__Items listed in a dataset__:
┌────────
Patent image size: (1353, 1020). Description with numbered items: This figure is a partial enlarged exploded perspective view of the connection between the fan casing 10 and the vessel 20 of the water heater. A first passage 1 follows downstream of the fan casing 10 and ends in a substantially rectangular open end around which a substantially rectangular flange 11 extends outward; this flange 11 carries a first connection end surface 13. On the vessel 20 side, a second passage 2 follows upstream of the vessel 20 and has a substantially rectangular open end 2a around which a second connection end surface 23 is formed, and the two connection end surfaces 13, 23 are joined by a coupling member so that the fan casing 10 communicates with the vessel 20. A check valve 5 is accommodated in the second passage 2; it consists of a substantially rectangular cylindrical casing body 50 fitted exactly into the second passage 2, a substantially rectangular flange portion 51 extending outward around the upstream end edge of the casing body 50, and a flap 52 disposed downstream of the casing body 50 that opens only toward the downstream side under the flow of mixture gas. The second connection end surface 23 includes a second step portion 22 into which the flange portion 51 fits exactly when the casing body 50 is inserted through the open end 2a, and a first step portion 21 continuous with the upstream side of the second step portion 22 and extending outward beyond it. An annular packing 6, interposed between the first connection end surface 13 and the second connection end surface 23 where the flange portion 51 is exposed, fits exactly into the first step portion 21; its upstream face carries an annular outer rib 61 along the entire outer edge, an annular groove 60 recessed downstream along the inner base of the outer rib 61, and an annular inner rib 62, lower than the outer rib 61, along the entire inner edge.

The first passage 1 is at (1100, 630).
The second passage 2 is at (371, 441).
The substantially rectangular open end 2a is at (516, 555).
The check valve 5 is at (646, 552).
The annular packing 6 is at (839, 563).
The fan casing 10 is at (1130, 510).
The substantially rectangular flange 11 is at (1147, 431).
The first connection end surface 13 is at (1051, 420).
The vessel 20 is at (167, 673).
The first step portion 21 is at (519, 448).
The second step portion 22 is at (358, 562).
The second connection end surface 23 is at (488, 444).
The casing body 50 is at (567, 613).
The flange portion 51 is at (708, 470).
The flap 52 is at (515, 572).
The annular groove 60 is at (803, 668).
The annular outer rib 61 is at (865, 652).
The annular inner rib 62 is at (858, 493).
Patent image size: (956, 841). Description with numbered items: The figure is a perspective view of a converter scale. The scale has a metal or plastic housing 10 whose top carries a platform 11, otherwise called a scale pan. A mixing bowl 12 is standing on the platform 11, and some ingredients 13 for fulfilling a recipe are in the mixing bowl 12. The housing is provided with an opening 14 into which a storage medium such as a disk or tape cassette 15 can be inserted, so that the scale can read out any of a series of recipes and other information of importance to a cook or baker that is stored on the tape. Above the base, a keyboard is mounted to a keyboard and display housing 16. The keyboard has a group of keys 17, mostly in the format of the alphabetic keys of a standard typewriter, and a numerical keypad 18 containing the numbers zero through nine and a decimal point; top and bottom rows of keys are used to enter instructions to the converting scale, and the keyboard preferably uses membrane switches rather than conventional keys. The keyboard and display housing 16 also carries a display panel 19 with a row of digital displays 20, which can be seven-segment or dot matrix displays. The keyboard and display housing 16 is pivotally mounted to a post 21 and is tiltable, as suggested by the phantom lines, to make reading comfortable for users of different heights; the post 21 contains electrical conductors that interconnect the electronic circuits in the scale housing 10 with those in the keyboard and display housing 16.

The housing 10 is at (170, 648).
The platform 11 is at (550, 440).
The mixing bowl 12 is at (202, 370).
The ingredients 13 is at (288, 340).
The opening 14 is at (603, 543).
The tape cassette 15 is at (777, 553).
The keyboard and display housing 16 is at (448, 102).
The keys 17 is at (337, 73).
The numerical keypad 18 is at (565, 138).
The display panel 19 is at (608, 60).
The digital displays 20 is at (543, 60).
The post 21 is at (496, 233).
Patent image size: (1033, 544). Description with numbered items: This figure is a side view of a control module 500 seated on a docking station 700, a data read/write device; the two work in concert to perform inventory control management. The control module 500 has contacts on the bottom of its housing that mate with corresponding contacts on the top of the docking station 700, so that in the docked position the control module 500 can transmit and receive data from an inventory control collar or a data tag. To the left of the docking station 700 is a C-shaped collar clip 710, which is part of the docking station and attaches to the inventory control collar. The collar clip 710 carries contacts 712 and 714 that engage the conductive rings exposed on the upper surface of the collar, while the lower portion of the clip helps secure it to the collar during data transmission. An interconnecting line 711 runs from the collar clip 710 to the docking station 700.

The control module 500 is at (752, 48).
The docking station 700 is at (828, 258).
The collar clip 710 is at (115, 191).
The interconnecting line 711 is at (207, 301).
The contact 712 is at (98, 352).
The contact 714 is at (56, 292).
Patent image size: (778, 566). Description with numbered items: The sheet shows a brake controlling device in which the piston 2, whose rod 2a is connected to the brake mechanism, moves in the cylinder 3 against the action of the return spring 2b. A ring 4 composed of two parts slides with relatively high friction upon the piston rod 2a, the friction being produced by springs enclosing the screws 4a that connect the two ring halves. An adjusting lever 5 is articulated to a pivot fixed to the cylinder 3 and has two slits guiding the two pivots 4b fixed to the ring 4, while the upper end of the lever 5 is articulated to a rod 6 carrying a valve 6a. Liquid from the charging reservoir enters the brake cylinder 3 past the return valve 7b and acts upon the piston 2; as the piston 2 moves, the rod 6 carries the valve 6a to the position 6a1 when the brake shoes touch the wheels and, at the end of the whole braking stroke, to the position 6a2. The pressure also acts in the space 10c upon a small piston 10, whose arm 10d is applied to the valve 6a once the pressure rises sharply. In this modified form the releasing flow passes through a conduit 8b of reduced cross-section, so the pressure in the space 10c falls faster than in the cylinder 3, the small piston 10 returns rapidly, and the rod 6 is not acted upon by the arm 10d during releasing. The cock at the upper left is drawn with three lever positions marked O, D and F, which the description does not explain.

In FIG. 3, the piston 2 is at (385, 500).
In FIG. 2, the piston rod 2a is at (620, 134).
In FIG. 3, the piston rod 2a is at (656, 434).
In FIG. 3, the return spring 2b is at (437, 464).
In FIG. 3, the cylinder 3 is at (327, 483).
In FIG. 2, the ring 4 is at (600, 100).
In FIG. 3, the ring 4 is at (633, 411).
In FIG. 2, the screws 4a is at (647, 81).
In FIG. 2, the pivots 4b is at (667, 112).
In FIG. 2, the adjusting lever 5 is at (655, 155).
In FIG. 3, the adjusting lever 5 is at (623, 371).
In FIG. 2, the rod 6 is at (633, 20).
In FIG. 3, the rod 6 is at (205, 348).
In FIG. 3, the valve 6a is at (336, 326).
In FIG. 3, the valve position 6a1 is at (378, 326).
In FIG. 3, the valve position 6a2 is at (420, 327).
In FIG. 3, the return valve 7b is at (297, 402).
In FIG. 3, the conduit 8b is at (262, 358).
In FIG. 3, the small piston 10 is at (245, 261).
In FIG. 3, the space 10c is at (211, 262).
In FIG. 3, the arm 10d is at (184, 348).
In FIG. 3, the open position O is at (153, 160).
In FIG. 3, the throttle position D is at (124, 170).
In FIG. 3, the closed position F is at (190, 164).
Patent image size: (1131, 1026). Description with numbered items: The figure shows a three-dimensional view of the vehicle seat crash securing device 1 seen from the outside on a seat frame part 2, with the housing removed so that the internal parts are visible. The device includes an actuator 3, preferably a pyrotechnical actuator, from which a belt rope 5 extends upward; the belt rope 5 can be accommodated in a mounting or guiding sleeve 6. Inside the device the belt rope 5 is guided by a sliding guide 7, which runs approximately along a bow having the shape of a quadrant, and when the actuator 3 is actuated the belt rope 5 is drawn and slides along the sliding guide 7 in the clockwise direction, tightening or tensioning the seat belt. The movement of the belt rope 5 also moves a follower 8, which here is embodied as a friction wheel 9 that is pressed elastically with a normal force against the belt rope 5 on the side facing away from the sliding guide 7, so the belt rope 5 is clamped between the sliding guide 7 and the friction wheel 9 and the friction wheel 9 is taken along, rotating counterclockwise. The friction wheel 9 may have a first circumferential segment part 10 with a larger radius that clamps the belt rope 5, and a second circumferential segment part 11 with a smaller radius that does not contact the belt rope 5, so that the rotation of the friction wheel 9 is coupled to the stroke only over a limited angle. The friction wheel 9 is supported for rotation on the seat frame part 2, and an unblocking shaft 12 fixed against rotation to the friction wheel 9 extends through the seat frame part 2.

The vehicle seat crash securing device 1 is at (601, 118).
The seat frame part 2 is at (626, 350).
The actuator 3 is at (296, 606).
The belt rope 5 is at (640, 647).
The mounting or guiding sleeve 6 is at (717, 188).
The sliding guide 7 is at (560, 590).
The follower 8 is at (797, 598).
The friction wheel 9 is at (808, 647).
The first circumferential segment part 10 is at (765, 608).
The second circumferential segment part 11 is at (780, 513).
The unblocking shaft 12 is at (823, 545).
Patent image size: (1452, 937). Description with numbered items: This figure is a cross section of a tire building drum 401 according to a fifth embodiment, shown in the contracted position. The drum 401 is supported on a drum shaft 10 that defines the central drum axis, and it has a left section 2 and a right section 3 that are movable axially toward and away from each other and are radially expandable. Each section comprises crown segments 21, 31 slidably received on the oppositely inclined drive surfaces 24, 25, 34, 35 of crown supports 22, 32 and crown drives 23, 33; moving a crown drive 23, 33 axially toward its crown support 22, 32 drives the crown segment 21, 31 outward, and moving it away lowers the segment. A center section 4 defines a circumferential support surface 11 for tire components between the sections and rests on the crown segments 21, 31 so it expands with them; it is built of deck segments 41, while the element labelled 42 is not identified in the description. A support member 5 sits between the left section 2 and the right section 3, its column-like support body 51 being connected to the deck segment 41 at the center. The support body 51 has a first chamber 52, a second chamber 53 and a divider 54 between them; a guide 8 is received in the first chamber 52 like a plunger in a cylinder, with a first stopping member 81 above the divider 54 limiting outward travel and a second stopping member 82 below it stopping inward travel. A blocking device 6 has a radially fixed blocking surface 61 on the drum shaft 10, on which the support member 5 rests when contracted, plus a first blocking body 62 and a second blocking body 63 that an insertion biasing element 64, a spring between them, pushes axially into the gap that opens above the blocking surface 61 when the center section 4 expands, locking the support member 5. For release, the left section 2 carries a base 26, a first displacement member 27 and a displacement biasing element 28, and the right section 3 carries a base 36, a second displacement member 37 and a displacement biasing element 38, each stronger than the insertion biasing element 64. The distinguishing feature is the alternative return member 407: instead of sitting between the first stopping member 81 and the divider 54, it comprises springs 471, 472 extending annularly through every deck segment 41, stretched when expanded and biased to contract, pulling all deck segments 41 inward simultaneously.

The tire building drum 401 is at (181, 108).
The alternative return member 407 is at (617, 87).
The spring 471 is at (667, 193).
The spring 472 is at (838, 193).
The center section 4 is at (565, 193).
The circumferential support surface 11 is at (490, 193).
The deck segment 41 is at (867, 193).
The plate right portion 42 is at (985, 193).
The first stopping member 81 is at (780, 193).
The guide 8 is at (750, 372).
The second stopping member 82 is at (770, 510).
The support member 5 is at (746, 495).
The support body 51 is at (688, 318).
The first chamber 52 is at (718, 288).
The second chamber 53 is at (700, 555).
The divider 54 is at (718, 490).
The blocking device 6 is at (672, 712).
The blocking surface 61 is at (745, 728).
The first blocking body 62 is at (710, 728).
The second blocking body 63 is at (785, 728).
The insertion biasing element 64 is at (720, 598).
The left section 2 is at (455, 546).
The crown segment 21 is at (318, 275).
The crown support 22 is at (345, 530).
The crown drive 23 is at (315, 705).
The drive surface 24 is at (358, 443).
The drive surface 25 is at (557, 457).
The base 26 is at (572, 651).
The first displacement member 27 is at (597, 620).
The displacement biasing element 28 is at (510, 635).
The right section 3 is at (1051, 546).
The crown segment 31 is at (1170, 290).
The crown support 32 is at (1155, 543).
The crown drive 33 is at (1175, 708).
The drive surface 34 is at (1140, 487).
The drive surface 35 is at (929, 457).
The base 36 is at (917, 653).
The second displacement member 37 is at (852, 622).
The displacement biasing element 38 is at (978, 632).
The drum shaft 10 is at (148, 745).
└────────
__YOUR INSTRUCTIONS__: Format the data starting at the line that contains "Patent image size: (1033, 544)." and ending at the line that contains "The contact 714 is at (56, 292)." as a two-column CSV with the headers input and output. Give one row for each input with its output, put each field in quotes, and replace line breaks with spaces.

__SOLVED EXERCISE__:
input,output
"Patent image size: (1033, 544). Description with numbered items: This figure is a side view of a control module 500 seated on a docking station 700, a data read/write device; the two work in concert to perform inventory control management. The control module 500 has contacts on the bottom of its housing that mate with corresponding contacts on the top of the docking station 700, so that in the docked position the control module 500 can transmit and receive data from an inventory control collar or a data tag. To the left of the docking station 700 is a C-shaped collar clip 710, which is part of the docking station and attaches to the inventory control collar. The collar clip 710 carries contacts 712 and 714 that engage the conductive rings exposed on the upper surface of the collar, while the lower portion of the clip helps secure it to the collar during data transmission. An interconnecting line 711 runs from the collar clip 710 to the docking station 700.","The control module 500 is at (752, 48). The docking station 700 is at (828, 258). The collar clip 710 is at (115, 191). The interconnecting line 711 is at (207, 301). The contact 712 is at (98, 352). The contact 714 is at (56, 292)."